___ SUPPLIED ENTRIES ___

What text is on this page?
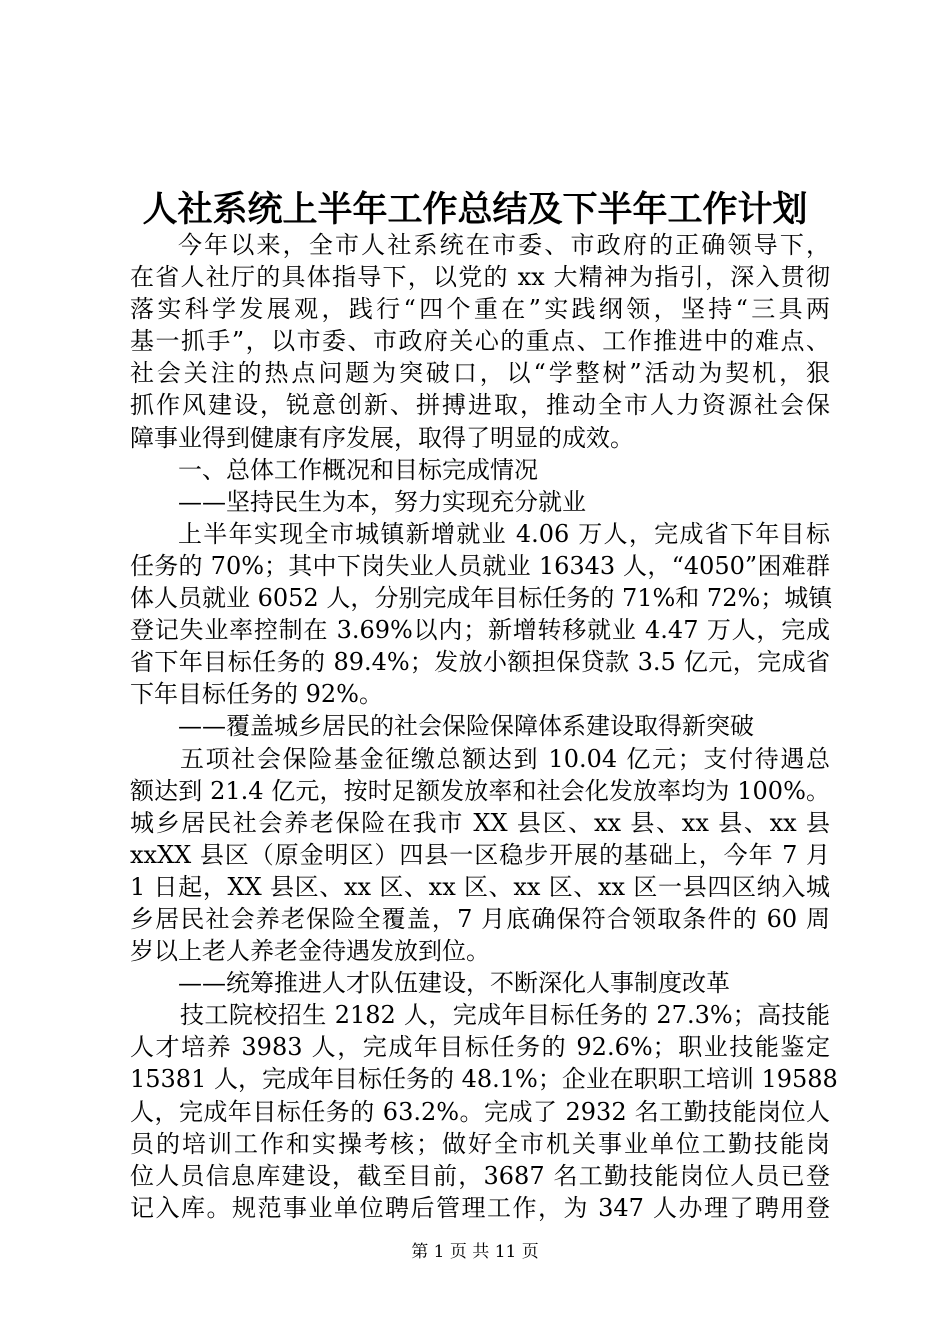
人社系统上半年工作总结及下半年工作计划
今年以来，全市人社系统在市委、市政府的正确领导下，
在省人社厅的具体指导下，以党的 xx 大精神为指引，深入贯彻
落实科学发展观，践行“四个重在”实践纲领，坚持“三具两
基一抓手”，以市委、市政府关心的重点、工作推进中的难点、
社会关注的热点问题为突破口，以“学整树”活动为契机，狠
抓作风建设，锐意创新、拼搏进取，推动全市人力资源社会保
障事业得到健康有序发展，取得了明显的成效。
一、总体工作概况和目标完成情况
——坚持民生为本，努力实现充分就业
上半年实现全市城镇新增就业 4.06 万人，完成省下年目标
任务的 70%；其中下岗失业人员就业 16343 人，“4050”困难群
体人员就业 6052 人，分别完成年目标任务的 71%和 72%；城镇
登记失业率控制在 3.69%以内；新增转移就业 4.47 万人，完成
省下年目标任务的 89.4%；发放小额担保贷款 3.5 亿元，完成省
下年目标任务的 92%。
——覆盖城乡居民的社会保险保障体系建设取得新突破
五项社会保险基金征缴总额达到 10.04 亿元；支付待遇总
额达到 21.4 亿元，按时足额发放率和社会化发放率均为 100%。
城乡居民社会养老保险在我市 XX 县区、xx 县、xx 县、xx 县
xxXX 县区（原金明区）四县一区稳步开展的基础上，今年 7 月
1 日起，XX 县区、xx 区、xx 区、xx 区、xx 区一县四区纳入城
乡居民社会养老保险全覆盖，7 月底确保符合领取条件的 60 周
岁以上老人养老金待遇发放到位。
——统筹推进人才队伍建设，不断深化人事制度改革
技工院校招生 2182 人，完成年目标任务的 27.3%；高技能
人才培养 3983 人，完成年目标任务的 92.6%；职业技能鉴定
15381 人，完成年目标任务的 48.1%；企业在职职工培训 19588
人，完成年目标任务的 63.2%。完成了 2932 名工勤技能岗位人
员的培训工作和实操考核；做好全市机关事业单位工勤技能岗
位人员信息库建设，截至目前，3687 名工勤技能岗位人员已登
记入库。规范事业单位聘后管理工作，为 347 人办理了聘用登
第 1 页 共 11 页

___

# [AIM]
Write out every record above exactly as it stands, but leave out the pictures.

# [CORRECT RESULT]
What text is on this page?
人社系统上半年工作总结及下半年工作计划
今年以来，全市人社系统在市委、市政府的正确领导下，
在省人社厅的具体指导下，以党的 xx 大精神为指引，深入贯彻
落实科学发展观，践行“四个重在”实践纲领，坚持“三具两
基一抓手”，以市委、市政府关心的重点、工作推进中的难点、
社会关注的热点问题为突破口，以“学整树”活动为契机，狠
抓作风建设，锐意创新、拼搏进取，推动全市人力资源社会保
障事业得到健康有序发展，取得了明显的成效。
一、总体工作概况和目标完成情况
——坚持民生为本，努力实现充分就业
上半年实现全市城镇新增就业 4.06 万人，完成省下年目标
任务的 70%；其中下岗失业人员就业 16343 人，“4050”困难群
体人员就业 6052 人，分别完成年目标任务的 71%和 72%；城镇
登记失业率控制在 3.69%以内；新增转移就业 4.47 万人，完成
省下年目标任务的 89.4%；发放小额担保贷款 3.5 亿元，完成省
下年目标任务的 92%。
——覆盖城乡居民的社会保险保障体系建设取得新突破
五项社会保险基金征缴总额达到 10.04 亿元；支付待遇总
额达到 21.4 亿元，按时足额发放率和社会化发放率均为 100%。
城乡居民社会养老保险在我市 XX 县区、xx 县、xx 县、xx 县
xxXX 县区（原金明区）四县一区稳步开展的基础上，今年 7 月
1 日起，XX 县区、xx 区、xx 区、xx 区、xx 区一县四区纳入城
乡居民社会养老保险全覆盖，7 月底确保符合领取条件的 60 周
岁以上老人养老金待遇发放到位。
——统筹推进人才队伍建设，不断深化人事制度改革
技工院校招生 2182 人，完成年目标任务的 27.3%；高技能
人才培养 3983 人，完成年目标任务的 92.6%；职业技能鉴定
15381 人，完成年目标任务的 48.1%；企业在职职工培训 19588
人，完成年目标任务的 63.2%。完成了 2932 名工勤技能岗位人
员的培训工作和实操考核；做好全市机关事业单位工勤技能岗
位人员信息库建设，截至目前，3687 名工勤技能岗位人员已登
记入库。规范事业单位聘后管理工作，为 347 人办理了聘用登
第 1 页 共 11 页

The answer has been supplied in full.